— START OF RECORDS SUPPLIED —

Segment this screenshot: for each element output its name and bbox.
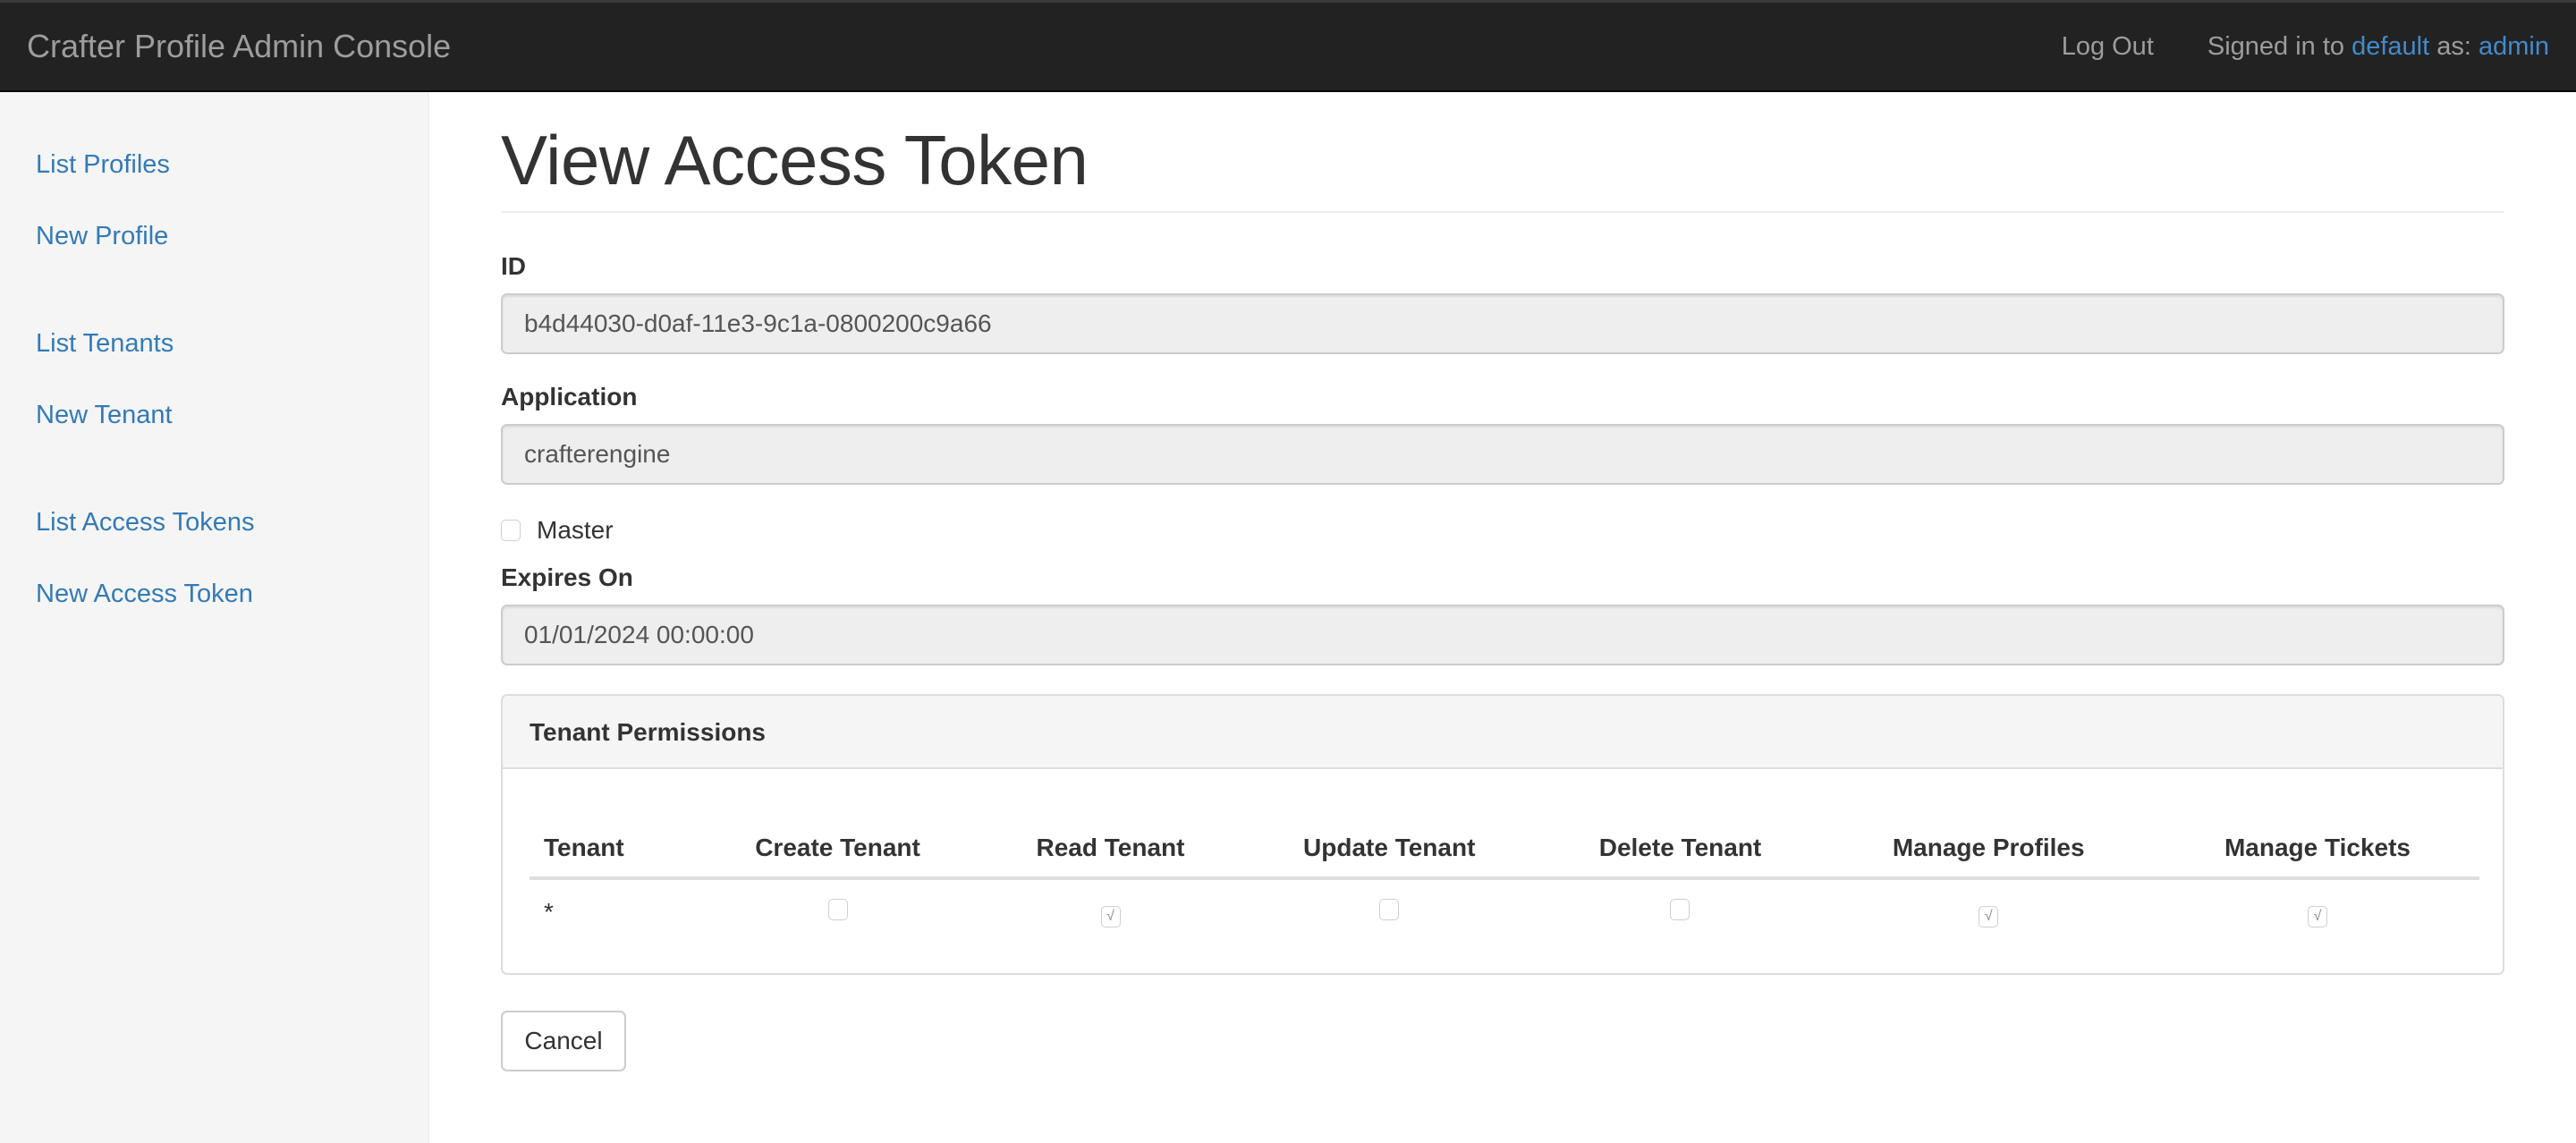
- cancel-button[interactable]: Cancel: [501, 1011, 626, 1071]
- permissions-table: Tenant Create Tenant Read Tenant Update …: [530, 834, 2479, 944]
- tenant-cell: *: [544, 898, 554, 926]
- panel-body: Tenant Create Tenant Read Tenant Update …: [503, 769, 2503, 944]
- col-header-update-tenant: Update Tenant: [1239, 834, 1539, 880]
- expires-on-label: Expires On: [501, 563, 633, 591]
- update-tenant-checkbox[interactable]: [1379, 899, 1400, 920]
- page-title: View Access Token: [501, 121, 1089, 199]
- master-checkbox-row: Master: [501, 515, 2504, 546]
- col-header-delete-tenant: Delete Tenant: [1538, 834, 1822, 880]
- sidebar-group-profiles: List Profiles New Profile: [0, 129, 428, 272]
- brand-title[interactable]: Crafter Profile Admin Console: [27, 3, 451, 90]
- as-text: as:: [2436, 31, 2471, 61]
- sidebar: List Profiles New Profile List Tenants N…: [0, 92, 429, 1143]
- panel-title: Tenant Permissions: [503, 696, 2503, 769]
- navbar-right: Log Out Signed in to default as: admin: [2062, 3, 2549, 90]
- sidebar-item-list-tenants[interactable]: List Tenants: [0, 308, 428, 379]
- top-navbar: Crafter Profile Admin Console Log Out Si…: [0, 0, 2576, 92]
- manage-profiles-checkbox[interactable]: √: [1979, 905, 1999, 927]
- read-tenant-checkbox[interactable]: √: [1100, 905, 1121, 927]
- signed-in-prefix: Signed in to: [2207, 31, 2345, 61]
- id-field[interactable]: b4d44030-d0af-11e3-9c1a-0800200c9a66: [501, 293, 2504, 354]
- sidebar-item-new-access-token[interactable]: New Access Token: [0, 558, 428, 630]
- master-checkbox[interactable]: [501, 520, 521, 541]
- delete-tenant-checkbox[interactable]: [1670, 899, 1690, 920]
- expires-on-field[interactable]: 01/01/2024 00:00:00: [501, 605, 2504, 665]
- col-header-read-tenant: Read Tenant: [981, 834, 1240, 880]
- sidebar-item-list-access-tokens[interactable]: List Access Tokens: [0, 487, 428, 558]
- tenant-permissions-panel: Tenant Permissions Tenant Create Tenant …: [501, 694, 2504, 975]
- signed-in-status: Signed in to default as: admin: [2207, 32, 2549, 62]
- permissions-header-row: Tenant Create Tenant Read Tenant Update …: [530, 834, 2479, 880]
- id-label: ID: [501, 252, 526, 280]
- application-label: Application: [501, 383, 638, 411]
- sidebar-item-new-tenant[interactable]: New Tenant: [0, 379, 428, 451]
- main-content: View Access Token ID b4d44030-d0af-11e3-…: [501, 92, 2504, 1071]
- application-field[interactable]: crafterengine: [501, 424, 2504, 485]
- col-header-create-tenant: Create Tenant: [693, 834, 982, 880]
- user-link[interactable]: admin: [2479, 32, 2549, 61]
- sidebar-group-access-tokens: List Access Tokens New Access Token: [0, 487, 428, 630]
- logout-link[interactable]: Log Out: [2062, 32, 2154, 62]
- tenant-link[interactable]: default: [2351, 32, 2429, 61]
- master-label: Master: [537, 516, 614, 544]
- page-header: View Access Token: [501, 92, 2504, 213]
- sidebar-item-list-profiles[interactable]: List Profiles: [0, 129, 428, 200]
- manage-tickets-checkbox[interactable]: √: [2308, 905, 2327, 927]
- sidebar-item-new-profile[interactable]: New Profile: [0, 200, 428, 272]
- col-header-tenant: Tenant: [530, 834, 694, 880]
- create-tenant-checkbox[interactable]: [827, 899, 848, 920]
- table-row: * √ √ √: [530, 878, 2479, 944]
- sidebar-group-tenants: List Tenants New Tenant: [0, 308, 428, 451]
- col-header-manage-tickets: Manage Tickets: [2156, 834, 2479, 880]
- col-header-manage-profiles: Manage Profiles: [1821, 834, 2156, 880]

— END OF RECORDS SUPPLIED —
— START OF RECORDS SUPPLIED —

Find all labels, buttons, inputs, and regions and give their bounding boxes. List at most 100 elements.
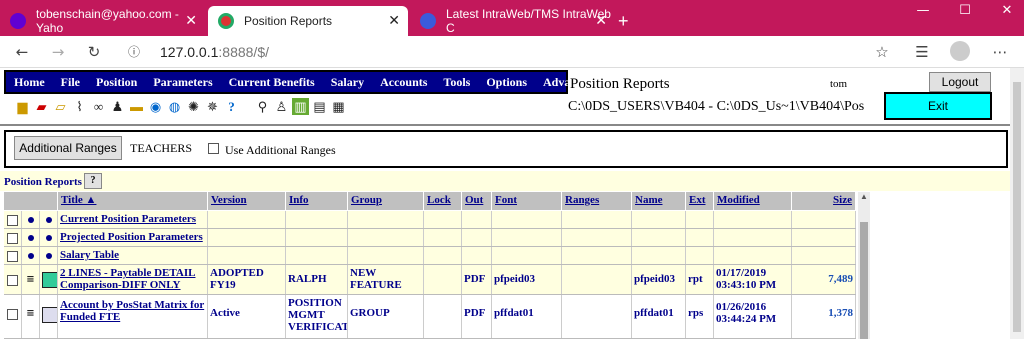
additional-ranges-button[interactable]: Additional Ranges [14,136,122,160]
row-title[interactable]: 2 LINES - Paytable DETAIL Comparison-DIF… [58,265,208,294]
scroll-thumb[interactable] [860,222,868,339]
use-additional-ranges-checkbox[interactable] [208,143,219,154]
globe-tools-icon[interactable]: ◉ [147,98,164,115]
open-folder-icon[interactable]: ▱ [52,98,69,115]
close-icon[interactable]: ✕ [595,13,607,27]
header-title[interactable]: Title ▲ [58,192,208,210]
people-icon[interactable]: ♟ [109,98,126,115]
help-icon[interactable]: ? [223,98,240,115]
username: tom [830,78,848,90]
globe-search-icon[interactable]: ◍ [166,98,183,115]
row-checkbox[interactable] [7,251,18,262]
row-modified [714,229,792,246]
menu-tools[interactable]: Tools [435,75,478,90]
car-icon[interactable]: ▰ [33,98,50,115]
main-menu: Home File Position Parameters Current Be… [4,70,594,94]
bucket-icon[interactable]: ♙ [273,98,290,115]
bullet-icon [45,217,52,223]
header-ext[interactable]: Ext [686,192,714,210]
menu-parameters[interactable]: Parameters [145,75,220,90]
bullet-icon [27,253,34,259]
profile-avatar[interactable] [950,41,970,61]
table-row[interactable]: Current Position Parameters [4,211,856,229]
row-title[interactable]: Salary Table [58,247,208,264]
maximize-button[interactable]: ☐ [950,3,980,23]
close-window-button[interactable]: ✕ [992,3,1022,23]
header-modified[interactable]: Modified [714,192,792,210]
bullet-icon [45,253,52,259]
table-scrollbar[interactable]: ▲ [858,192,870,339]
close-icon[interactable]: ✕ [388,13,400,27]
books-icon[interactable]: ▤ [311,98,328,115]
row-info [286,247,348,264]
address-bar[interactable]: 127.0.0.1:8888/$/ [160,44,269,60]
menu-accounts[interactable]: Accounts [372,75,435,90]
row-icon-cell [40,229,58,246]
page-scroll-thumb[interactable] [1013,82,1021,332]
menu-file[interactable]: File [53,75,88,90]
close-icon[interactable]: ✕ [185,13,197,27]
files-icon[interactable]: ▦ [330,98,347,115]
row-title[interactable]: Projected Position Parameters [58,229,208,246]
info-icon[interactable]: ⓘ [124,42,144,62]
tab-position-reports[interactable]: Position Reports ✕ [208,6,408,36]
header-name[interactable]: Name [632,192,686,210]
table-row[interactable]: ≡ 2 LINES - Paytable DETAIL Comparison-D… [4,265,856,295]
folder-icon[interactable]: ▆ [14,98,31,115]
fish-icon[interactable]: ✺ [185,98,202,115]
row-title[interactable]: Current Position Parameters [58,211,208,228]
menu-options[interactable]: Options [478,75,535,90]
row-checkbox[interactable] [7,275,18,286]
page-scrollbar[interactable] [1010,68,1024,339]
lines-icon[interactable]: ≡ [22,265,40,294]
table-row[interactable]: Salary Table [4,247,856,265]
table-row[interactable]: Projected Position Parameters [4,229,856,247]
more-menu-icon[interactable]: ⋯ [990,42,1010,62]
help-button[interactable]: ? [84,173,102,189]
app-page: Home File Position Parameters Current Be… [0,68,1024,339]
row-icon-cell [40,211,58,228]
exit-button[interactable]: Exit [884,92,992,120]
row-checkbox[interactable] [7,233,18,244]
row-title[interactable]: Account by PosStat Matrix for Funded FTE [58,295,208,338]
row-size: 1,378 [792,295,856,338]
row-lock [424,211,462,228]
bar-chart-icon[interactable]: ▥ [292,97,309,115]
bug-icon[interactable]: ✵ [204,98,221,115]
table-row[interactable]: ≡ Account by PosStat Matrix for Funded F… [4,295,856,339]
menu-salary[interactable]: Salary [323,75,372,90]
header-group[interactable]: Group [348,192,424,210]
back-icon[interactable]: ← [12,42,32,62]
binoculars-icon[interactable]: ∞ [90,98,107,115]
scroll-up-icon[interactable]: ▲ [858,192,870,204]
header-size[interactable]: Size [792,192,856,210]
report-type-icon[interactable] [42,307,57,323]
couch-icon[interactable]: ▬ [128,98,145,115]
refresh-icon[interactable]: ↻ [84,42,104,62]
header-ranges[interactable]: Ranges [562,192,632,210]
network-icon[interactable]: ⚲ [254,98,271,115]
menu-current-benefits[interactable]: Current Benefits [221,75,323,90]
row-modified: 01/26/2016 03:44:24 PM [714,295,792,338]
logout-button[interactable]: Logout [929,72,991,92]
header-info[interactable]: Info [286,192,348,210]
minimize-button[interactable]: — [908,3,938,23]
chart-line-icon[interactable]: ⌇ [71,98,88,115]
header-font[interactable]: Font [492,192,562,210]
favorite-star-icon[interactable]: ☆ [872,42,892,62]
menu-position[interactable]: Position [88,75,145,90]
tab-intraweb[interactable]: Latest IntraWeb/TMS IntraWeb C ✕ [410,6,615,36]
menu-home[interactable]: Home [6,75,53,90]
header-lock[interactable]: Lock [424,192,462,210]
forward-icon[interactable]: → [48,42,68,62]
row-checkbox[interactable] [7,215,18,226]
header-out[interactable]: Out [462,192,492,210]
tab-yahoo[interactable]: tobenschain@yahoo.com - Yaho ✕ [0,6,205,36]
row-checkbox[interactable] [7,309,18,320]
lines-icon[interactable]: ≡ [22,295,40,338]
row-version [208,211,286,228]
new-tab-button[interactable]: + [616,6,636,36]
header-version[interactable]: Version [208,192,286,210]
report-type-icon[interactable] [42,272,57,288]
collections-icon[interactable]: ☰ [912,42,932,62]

— END OF RECORDS SUPPLIED —

Please render the lines from the one containing "additional-ranges-button[interactable]: Additional Ranges" through the one containing "close-icon[interactable]: ✕ [595,13,607,27]", both included, as a numbered list, and leave out any blank lines.

1. additional-ranges-button[interactable]: Additional Ranges [14,136,122,160]
2. row-title[interactable]: 2 LINES - Paytable DETAIL Comparison-DIF… [58,265,208,294]
3. scroll-thumb[interactable] [860,222,868,339]
4. use-additional-ranges-checkbox[interactable] [208,143,219,154]
5. globe-tools-icon[interactable]: ◉ [147,98,164,115]
6. open-folder-icon[interactable]: ▱ [52,98,69,115]
7. close-icon[interactable]: ✕ [595,13,607,27]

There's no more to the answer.